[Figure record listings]
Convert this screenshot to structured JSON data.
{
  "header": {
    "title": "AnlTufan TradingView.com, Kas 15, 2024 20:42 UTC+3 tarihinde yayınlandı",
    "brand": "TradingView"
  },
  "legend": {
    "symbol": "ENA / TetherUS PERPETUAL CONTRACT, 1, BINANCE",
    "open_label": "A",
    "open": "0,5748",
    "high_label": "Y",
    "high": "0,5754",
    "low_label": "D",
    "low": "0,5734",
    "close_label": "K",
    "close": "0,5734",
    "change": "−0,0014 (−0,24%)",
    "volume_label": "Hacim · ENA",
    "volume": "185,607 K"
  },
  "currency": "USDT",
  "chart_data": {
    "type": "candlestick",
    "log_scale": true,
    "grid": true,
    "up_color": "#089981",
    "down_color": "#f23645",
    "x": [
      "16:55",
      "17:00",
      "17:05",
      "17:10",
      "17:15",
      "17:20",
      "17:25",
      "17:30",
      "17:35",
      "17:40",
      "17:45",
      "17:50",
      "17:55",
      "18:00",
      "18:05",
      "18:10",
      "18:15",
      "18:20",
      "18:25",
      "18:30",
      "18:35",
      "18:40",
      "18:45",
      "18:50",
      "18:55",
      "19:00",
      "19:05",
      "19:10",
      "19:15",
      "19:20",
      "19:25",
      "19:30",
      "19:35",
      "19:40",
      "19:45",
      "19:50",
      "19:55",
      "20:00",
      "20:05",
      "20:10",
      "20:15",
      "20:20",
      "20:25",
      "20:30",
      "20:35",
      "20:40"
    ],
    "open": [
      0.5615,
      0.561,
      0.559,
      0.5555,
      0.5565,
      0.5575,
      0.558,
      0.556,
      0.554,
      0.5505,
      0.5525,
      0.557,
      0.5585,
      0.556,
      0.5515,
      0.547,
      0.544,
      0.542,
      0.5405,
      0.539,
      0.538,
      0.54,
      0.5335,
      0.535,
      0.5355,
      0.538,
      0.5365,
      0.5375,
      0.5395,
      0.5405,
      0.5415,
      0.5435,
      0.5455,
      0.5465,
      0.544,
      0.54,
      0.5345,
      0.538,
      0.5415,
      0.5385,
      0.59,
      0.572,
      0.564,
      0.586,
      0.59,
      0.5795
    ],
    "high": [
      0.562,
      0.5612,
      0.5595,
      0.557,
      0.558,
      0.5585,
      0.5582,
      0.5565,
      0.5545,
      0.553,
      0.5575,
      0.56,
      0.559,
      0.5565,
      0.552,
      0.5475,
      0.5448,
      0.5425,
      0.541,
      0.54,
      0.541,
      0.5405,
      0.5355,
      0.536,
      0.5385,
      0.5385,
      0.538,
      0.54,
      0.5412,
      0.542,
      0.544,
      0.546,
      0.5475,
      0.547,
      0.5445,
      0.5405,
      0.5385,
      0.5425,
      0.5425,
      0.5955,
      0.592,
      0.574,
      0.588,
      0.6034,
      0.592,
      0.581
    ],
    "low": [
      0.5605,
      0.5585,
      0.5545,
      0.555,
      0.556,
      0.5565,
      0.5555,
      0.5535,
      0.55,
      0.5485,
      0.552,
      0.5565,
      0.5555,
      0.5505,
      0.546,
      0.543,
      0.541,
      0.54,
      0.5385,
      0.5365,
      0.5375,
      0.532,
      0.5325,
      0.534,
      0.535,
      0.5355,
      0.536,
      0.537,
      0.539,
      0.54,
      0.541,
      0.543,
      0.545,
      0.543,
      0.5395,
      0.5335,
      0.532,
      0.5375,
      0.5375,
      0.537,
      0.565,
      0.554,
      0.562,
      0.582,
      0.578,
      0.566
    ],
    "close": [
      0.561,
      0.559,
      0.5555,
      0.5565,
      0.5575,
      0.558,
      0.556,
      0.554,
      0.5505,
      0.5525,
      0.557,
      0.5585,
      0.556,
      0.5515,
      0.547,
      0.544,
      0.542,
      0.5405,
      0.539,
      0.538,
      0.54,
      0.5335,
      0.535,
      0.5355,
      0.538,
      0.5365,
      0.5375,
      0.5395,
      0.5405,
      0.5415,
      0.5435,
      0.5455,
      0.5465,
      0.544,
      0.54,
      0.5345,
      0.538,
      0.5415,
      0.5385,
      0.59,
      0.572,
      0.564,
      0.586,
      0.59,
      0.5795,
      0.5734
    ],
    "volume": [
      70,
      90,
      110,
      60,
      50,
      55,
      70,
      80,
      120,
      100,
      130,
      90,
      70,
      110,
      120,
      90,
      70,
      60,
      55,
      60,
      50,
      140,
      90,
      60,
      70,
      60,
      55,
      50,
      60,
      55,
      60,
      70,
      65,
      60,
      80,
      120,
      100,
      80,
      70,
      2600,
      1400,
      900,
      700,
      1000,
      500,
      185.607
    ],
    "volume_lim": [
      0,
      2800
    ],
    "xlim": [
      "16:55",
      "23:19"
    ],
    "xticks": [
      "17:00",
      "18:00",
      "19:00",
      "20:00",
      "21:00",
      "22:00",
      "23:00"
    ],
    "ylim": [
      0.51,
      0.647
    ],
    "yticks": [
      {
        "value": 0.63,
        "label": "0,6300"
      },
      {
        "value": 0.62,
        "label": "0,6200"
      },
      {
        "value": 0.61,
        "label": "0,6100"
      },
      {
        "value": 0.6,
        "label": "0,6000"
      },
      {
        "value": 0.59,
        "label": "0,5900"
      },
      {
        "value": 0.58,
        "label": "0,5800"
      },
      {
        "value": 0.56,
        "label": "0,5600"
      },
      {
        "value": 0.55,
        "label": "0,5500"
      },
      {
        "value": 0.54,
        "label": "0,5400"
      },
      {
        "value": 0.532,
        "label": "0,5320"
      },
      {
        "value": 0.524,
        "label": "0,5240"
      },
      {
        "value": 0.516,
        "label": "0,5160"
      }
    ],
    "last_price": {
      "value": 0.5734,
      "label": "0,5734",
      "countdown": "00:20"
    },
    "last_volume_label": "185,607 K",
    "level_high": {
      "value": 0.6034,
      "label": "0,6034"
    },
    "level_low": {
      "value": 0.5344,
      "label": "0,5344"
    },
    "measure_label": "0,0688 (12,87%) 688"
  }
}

Exercise brief:
Please reproduce the entire listing, exactly as shown.

Task result:
Convert this screenshot to structured JSON data.
{
  "header": {
    "title": "AnlTufan TradingView.com, Kas 15, 2024 20:42 UTC+3 tarihinde yayınlandı",
    "brand": "TradingView"
  },
  "legend": {
    "symbol": "ENA / TetherUS PERPETUAL CONTRACT, 1, BINANCE",
    "open_label": "A",
    "open": "0,5748",
    "high_label": "Y",
    "high": "0,5754",
    "low_label": "D",
    "low": "0,5734",
    "close_label": "K",
    "close": "0,5734",
    "change": "−0,0014 (−0,24%)",
    "volume_label": "Hacim · ENA",
    "volume": "185,607 K"
  },
  "currency": "USDT",
  "chart_data": {
    "type": "candlestick",
    "log_scale": true,
    "grid": true,
    "up_color": "#089981",
    "down_color": "#f23645",
    "x": [
      "16:55",
      "17:00",
      "17:05",
      "17:10",
      "17:15",
      "17:20",
      "17:25",
      "17:30",
      "17:35",
      "17:40",
      "17:45",
      "17:50",
      "17:55",
      "18:00",
      "18:05",
      "18:10",
      "18:15",
      "18:20",
      "18:25",
      "18:30",
      "18:35",
      "18:40",
      "18:45",
      "18:50",
      "18:55",
      "19:00",
      "19:05",
      "19:10",
      "19:15",
      "19:20",
      "19:25",
      "19:30",
      "19:35",
      "19:40",
      "19:45",
      "19:50",
      "19:55",
      "20:00",
      "20:05",
      "20:10",
      "20:15",
      "20:20",
      "20:25",
      "20:30",
      "20:35",
      "20:40"
    ],
    "open": [
      0.5615,
      0.561,
      0.559,
      0.5555,
      0.5565,
      0.5575,
      0.558,
      0.556,
      0.554,
      0.5505,
      0.5525,
      0.557,
      0.5585,
      0.556,
      0.5515,
      0.547,
      0.544,
      0.542,
      0.5405,
      0.539,
      0.538,
      0.54,
      0.5335,
      0.535,
      0.5355,
      0.538,
      0.5365,
      0.5375,
      0.5395,
      0.5405,
      0.5415,
      0.5435,
      0.5455,
      0.5465,
      0.544,
      0.54,
      0.5345,
      0.538,
      0.5415,
      0.5385,
      0.59,
      0.572,
      0.564,
      0.586,
      0.59,
      0.5795
    ],
    "high": [
      0.562,
      0.5612,
      0.5595,
      0.557,
      0.558,
      0.5585,
      0.5582,
      0.5565,
      0.5545,
      0.553,
      0.5575,
      0.56,
      0.559,
      0.5565,
      0.552,
      0.5475,
      0.5448,
      0.5425,
      0.541,
      0.54,
      0.541,
      0.5405,
      0.5355,
      0.536,
      0.5385,
      0.5385,
      0.538,
      0.54,
      0.5412,
      0.542,
      0.544,
      0.546,
      0.5475,
      0.547,
      0.5445,
      0.5405,
      0.5385,
      0.5425,
      0.5425,
      0.5955,
      0.592,
      0.574,
      0.588,
      0.6034,
      0.592,
      0.581
    ],
    "low": [
      0.5605,
      0.5585,
      0.5545,
      0.555,
      0.556,
      0.5565,
      0.5555,
      0.5535,
      0.55,
      0.5485,
      0.552,
      0.5565,
      0.5555,
      0.5505,
      0.546,
      0.543,
      0.541,
      0.54,
      0.5385,
      0.5365,
      0.5375,
      0.532,
      0.5325,
      0.534,
      0.535,
      0.5355,
      0.536,
      0.537,
      0.539,
      0.54,
      0.541,
      0.543,
      0.545,
      0.543,
      0.5395,
      0.5335,
      0.532,
      0.5375,
      0.5375,
      0.537,
      0.565,
      0.554,
      0.562,
      0.582,
      0.578,
      0.566
    ],
    "close": [
      0.561,
      0.559,
      0.5555,
      0.5565,
      0.5575,
      0.558,
      0.556,
      0.554,
      0.5505,
      0.5525,
      0.557,
      0.5585,
      0.556,
      0.5515,
      0.547,
      0.544,
      0.542,
      0.5405,
      0.539,
      0.538,
      0.54,
      0.5335,
      0.535,
      0.5355,
      0.538,
      0.5365,
      0.5375,
      0.5395,
      0.5405,
      0.5415,
      0.5435,
      0.5455,
      0.5465,
      0.544,
      0.54,
      0.5345,
      0.538,
      0.5415,
      0.5385,
      0.59,
      0.572,
      0.564,
      0.586,
      0.59,
      0.5795,
      0.5734
    ],
    "volume": [
      70,
      90,
      110,
      60,
      50,
      55,
      70,
      80,
      120,
      100,
      130,
      90,
      70,
      110,
      120,
      90,
      70,
      60,
      55,
      60,
      50,
      140,
      90,
      60,
      70,
      60,
      55,
      50,
      60,
      55,
      60,
      70,
      65,
      60,
      80,
      120,
      100,
      80,
      70,
      2600,
      1400,
      900,
      700,
      1000,
      500,
      185.607
    ],
    "volume_lim": [
      0,
      2800
    ],
    "xlim": [
      "16:55",
      "23:19"
    ],
    "xticks": [
      "17:00",
      "18:00",
      "19:00",
      "20:00",
      "21:00",
      "22:00",
      "23:00"
    ],
    "ylim": [
      0.51,
      0.647
    ],
    "yticks": [
      {
        "value": 0.63,
        "label": "0,6300"
      },
      {
        "value": 0.62,
        "label": "0,6200"
      },
      {
        "value": 0.61,
        "label": "0,6100"
      },
      {
        "value": 0.6,
        "label": "0,6000"
      },
      {
        "value": 0.59,
        "label": "0,5900"
      },
      {
        "value": 0.58,
        "label": "0,5800"
      },
      {
        "value": 0.56,
        "label": "0,5600"
      },
      {
        "value": 0.55,
        "label": "0,5500"
      },
      {
        "value": 0.54,
        "label": "0,5400"
      },
      {
        "value": 0.532,
        "label": "0,5320"
      },
      {
        "value": 0.524,
        "label": "0,5240"
      },
      {
        "value": 0.516,
        "label": "0,5160"
      }
    ],
    "last_price": {
      "value": 0.5734,
      "label": "0,5734",
      "countdown": "00:20"
    },
    "last_volume_label": "185,607 K",
    "level_high": {
      "value": 0.6034,
      "label": "0,6034"
    },
    "level_low": {
      "value": 0.5344,
      "label": "0,5344"
    },
    "measure_label": "0,0688 (12,87%) 688"
  }
}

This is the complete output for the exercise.